§ **INSTRUCTIONS TO FOLLOW**: Counting only lines that hold "todas", give the total and nothing more.

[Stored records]
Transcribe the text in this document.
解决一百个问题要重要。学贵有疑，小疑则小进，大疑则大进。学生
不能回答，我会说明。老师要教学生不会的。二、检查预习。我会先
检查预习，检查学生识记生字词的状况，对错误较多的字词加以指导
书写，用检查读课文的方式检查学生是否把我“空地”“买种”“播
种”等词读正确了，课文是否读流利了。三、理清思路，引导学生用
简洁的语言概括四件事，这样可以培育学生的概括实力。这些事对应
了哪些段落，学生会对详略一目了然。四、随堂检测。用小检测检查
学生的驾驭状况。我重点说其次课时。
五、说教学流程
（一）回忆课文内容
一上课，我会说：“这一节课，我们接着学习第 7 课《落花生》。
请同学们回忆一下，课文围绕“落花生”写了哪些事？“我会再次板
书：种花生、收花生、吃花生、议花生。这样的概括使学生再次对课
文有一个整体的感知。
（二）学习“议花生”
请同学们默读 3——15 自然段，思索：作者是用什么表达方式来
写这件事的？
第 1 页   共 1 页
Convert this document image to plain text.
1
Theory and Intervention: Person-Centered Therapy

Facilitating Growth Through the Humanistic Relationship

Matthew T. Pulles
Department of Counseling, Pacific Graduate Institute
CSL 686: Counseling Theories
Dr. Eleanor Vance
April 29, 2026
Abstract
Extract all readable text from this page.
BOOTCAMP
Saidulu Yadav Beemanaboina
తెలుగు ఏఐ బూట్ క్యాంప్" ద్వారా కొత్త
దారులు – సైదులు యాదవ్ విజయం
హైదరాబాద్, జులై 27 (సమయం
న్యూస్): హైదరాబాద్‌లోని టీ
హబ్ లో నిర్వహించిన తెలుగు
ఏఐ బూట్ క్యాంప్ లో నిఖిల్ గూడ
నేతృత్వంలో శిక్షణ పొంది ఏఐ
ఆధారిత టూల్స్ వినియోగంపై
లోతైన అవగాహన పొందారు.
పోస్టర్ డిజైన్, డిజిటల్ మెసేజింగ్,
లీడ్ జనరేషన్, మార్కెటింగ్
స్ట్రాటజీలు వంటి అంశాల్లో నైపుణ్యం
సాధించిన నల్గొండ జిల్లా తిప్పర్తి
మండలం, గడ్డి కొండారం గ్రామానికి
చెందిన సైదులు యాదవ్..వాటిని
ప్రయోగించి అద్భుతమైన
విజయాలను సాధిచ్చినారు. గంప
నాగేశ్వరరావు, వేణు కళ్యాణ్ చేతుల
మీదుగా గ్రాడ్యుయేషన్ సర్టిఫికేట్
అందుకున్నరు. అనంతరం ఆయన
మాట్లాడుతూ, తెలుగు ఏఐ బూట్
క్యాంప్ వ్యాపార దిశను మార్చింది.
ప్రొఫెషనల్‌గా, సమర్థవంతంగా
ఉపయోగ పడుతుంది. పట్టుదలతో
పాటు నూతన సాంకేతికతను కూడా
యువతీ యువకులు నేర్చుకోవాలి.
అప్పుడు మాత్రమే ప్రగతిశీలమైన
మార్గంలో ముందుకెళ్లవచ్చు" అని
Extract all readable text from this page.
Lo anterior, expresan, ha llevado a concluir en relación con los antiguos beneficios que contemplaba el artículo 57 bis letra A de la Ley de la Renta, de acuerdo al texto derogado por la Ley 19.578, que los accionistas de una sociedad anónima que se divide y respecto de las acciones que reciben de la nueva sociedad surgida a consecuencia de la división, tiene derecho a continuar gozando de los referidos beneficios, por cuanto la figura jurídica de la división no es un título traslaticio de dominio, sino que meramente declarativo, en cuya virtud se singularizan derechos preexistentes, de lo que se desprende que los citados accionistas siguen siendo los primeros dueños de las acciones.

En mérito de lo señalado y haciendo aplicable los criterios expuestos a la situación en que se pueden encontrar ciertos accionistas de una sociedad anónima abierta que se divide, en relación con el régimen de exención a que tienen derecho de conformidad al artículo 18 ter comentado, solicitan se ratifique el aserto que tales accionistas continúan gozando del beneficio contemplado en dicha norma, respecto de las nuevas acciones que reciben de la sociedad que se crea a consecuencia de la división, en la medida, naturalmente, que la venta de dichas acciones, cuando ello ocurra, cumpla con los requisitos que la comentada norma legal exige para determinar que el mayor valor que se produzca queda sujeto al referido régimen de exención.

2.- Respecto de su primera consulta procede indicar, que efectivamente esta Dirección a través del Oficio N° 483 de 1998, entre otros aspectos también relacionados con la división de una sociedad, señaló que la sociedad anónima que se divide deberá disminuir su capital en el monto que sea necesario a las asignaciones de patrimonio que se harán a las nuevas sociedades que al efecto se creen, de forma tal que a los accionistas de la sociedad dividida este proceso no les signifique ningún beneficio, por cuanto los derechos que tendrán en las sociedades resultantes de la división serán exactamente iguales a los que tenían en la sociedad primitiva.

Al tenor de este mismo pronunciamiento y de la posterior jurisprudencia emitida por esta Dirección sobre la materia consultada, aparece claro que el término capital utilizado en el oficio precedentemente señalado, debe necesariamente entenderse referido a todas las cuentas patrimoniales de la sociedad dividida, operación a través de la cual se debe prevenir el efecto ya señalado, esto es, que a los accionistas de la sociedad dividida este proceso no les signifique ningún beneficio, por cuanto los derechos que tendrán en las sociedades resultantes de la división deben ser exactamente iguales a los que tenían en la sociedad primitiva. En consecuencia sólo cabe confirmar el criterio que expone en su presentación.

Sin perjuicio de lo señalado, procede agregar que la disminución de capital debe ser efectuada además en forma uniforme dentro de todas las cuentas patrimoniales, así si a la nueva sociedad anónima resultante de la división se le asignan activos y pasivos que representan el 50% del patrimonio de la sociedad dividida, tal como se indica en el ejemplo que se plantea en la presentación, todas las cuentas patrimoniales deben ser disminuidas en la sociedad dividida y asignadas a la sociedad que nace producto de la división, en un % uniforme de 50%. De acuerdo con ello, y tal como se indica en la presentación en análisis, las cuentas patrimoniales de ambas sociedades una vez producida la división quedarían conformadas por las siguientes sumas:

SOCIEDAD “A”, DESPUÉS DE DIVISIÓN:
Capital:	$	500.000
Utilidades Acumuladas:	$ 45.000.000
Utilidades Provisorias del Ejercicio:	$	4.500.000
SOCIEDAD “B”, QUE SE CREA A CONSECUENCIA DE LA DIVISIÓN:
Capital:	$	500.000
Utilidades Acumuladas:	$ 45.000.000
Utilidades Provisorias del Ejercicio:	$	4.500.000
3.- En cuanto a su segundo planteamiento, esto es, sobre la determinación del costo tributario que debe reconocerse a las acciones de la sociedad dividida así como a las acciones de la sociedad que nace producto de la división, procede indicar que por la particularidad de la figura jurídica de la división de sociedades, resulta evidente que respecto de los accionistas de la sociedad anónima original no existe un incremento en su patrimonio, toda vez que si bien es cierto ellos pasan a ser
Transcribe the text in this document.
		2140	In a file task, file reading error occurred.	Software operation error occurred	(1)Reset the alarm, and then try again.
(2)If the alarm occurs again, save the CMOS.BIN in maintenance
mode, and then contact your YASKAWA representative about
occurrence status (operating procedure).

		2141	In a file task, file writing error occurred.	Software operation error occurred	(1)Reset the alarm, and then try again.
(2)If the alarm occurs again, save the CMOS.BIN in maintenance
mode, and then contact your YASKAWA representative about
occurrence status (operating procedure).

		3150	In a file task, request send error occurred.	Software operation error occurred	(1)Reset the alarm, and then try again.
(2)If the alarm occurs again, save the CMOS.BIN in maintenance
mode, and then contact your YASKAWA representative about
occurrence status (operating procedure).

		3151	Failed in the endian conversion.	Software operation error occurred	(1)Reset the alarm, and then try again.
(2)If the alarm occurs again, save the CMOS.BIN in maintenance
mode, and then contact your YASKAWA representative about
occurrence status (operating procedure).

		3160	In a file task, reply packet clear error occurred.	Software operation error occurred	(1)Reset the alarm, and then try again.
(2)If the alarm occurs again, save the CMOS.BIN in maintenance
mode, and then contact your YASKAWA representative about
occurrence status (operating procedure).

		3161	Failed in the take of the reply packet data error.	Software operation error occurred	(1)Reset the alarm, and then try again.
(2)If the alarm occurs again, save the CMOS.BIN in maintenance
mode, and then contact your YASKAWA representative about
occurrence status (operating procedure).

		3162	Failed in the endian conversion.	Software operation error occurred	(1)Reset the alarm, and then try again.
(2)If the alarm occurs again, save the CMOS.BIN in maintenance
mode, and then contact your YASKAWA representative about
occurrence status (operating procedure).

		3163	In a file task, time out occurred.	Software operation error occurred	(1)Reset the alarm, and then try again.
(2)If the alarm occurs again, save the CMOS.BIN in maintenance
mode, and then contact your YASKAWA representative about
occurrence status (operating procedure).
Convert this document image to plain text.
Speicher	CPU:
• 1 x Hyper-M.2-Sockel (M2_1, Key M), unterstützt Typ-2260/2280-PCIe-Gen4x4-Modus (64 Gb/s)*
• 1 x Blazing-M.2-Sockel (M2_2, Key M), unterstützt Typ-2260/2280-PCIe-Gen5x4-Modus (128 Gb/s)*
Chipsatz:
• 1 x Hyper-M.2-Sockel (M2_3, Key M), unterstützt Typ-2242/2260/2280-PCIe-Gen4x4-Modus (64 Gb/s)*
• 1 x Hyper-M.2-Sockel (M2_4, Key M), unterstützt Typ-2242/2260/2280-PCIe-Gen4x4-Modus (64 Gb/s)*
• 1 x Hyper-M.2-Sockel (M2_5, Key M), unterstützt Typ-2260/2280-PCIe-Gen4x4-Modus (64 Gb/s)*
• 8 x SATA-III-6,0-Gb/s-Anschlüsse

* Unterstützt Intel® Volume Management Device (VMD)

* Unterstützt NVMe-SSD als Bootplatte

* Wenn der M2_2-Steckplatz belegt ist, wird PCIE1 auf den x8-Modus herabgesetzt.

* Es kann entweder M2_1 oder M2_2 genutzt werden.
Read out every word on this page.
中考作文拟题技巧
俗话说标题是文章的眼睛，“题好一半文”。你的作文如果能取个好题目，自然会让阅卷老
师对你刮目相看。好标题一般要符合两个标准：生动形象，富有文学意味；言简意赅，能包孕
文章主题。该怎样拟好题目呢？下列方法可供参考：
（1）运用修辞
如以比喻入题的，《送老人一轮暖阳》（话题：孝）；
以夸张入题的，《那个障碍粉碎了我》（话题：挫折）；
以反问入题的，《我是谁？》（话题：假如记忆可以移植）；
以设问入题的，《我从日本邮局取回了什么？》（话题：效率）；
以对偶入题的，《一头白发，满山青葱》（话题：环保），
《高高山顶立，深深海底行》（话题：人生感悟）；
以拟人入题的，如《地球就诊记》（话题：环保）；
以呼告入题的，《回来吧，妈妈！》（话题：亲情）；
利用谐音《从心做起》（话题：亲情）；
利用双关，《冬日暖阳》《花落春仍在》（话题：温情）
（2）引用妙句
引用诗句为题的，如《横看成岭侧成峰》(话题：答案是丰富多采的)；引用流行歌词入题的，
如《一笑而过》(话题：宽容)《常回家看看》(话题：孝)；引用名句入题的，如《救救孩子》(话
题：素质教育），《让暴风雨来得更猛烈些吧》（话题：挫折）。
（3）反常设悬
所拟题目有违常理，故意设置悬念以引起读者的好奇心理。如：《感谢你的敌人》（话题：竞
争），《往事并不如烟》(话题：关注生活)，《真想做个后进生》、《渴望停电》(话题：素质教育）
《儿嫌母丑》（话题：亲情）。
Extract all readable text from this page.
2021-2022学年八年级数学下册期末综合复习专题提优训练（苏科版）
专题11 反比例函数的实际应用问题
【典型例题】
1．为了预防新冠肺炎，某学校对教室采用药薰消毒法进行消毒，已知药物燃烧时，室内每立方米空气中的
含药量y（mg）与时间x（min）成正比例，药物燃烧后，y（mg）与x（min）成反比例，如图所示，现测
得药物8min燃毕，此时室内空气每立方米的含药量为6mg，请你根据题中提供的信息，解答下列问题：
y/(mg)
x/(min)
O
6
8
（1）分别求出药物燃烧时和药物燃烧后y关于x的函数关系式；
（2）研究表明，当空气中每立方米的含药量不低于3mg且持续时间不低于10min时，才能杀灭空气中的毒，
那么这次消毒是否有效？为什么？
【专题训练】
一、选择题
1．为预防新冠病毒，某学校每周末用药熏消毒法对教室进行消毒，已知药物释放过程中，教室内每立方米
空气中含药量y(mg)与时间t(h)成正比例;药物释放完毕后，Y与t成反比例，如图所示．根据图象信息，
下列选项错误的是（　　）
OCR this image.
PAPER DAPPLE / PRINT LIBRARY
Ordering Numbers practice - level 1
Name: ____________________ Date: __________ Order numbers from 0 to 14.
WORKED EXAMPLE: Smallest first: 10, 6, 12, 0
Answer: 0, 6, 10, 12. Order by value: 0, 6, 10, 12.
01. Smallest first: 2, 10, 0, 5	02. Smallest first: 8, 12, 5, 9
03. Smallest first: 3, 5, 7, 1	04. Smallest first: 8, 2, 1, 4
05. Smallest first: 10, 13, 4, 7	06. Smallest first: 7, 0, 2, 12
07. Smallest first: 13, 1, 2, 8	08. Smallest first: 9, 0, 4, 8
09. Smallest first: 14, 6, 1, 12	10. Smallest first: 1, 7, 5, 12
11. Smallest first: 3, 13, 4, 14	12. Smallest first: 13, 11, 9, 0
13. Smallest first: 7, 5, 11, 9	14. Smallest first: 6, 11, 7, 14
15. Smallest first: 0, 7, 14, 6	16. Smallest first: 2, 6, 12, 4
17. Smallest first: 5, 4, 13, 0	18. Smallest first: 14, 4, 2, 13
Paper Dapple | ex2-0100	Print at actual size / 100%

§ **OUTPUT BELOW**: 2